» **What is being asked**
Retype the listing that follows, exactly as written.

— Start Available records —

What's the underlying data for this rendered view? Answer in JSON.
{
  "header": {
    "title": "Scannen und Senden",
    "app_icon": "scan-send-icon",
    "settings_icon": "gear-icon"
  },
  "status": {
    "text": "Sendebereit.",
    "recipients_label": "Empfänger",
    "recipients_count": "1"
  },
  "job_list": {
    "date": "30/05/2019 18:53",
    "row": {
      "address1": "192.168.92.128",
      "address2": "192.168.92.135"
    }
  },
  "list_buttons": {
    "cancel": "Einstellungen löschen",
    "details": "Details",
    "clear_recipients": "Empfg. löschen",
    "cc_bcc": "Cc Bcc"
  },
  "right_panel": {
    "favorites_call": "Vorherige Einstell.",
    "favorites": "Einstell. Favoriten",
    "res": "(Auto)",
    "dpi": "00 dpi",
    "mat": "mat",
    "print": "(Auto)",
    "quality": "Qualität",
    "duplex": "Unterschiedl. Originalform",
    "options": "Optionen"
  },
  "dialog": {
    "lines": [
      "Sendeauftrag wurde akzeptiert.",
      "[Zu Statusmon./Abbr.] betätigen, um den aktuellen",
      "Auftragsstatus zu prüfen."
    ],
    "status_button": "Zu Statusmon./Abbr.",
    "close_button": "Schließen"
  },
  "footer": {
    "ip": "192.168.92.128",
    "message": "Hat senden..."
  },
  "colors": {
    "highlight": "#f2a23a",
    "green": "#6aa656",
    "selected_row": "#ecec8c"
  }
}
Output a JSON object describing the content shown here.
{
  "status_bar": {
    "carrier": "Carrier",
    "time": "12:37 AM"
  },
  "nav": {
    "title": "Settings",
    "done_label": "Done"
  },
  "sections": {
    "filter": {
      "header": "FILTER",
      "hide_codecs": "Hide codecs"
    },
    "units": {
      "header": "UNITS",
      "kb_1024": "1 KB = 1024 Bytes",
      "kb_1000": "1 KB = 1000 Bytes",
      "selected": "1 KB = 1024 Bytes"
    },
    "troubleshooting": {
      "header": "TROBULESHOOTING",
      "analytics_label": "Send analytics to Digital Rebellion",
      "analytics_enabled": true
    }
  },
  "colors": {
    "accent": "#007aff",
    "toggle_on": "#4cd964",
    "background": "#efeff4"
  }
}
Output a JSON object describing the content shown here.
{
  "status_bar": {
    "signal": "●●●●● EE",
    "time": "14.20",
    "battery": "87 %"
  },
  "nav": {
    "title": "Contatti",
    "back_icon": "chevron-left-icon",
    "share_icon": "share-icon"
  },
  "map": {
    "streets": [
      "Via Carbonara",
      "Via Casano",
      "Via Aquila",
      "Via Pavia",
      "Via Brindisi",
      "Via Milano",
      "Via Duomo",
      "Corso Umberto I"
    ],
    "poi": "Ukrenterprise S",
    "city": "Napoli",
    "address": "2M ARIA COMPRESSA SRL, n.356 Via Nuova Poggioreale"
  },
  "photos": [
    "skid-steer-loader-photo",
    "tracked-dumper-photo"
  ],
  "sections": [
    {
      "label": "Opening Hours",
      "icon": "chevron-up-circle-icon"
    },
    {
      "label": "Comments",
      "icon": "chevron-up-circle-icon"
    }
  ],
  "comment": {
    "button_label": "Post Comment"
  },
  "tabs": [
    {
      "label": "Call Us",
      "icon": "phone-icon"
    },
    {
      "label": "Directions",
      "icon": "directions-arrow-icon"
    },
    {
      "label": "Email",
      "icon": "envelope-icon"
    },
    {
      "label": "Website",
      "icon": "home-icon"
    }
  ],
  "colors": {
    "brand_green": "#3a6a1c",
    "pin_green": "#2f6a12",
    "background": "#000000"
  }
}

— End Available records —

» **Complete response**
What's the underlying data for this rendered view? Answer in JSON.
{
  "header": {
    "title": "Scannen und Senden",
    "app_icon": "scan-send-icon",
    "settings_icon": "gear-icon"
  },
  "status": {
    "text": "Sendebereit.",
    "recipients_label": "Empfänger",
    "recipients_count": "1"
  },
  "job_list": {
    "date": "30/05/2019 18:53",
    "row": {
      "address1": "192.168.92.128",
      "address2": "192.168.92.135"
    }
  },
  "list_buttons": {
    "cancel": "Einstellungen löschen",
    "details": "Details",
    "clear_recipients": "Empfg. löschen",
    "cc_bcc": "Cc Bcc"
  },
  "right_panel": {
    "favorites_call": "Vorherige Einstell.",
    "favorites": "Einstell. Favoriten",
    "res": "(Auto)",
    "dpi": "00 dpi",
    "mat": "mat",
    "print": "(Auto)",
    "quality": "Qualität",
    "duplex": "Unterschiedl. Originalform",
    "options": "Optionen"
  },
  "dialog": {
    "lines": [
      "Sendeauftrag wurde akzeptiert.",
      "[Zu Statusmon./Abbr.] betätigen, um den aktuellen",
      "Auftragsstatus zu prüfen."
    ],
    "status_button": "Zu Statusmon./Abbr.",
    "close_button": "Schließen"
  },
  "footer": {
    "ip": "192.168.92.128",
    "message": "Hat senden..."
  },
  "colors": {
    "highlight": "#f2a23a",
    "green": "#6aa656",
    "selected_row": "#ecec8c"
  }
}
Output a JSON object describing the content shown here.
{
  "status_bar": {
    "carrier": "Carrier",
    "time": "12:37 AM"
  },
  "nav": {
    "title": "Settings",
    "done_label": "Done"
  },
  "sections": {
    "filter": {
      "header": "FILTER",
      "hide_codecs": "Hide codecs"
    },
    "units": {
      "header": "UNITS",
      "kb_1024": "1 KB = 1024 Bytes",
      "kb_1000": "1 KB = 1000 Bytes",
      "selected": "1 KB = 1024 Bytes"
    },
    "troubleshooting": {
      "header": "TROBULESHOOTING",
      "analytics_label": "Send analytics to Digital Rebellion",
      "analytics_enabled": true
    }
  },
  "colors": {
    "accent": "#007aff",
    "toggle_on": "#4cd964",
    "background": "#efeff4"
  }
}
Output a JSON object describing the content shown here.
{
  "status_bar": {
    "signal": "●●●●● EE",
    "time": "14.20",
    "battery": "87 %"
  },
  "nav": {
    "title": "Contatti",
    "back_icon": "chevron-left-icon",
    "share_icon": "share-icon"
  },
  "map": {
    "streets": [
      "Via Carbonara",
      "Via Casano",
      "Via Aquila",
      "Via Pavia",
      "Via Brindisi",
      "Via Milano",
      "Via Duomo",
      "Corso Umberto I"
    ],
    "poi": "Ukrenterprise S",
    "city": "Napoli",
    "address": "2M ARIA COMPRESSA SRL, n.356 Via Nuova Poggioreale"
  },
  "photos": [
    "skid-steer-loader-photo",
    "tracked-dumper-photo"
  ],
  "sections": [
    {
      "label": "Opening Hours",
      "icon": "chevron-up-circle-icon"
    },
    {
      "label": "Comments",
      "icon": "chevron-up-circle-icon"
    }
  ],
  "comment": {
    "button_label": "Post Comment"
  },
  "tabs": [
    {
      "label": "Call Us",
      "icon": "phone-icon"
    },
    {
      "label": "Directions",
      "icon": "directions-arrow-icon"
    },
    {
      "label": "Email",
      "icon": "envelope-icon"
    },
    {
      "label": "Website",
      "icon": "home-icon"
    }
  ],
  "colors": {
    "brand_green": "#3a6a1c",
    "pin_green": "#2f6a12",
    "background": "#000000"
  }
}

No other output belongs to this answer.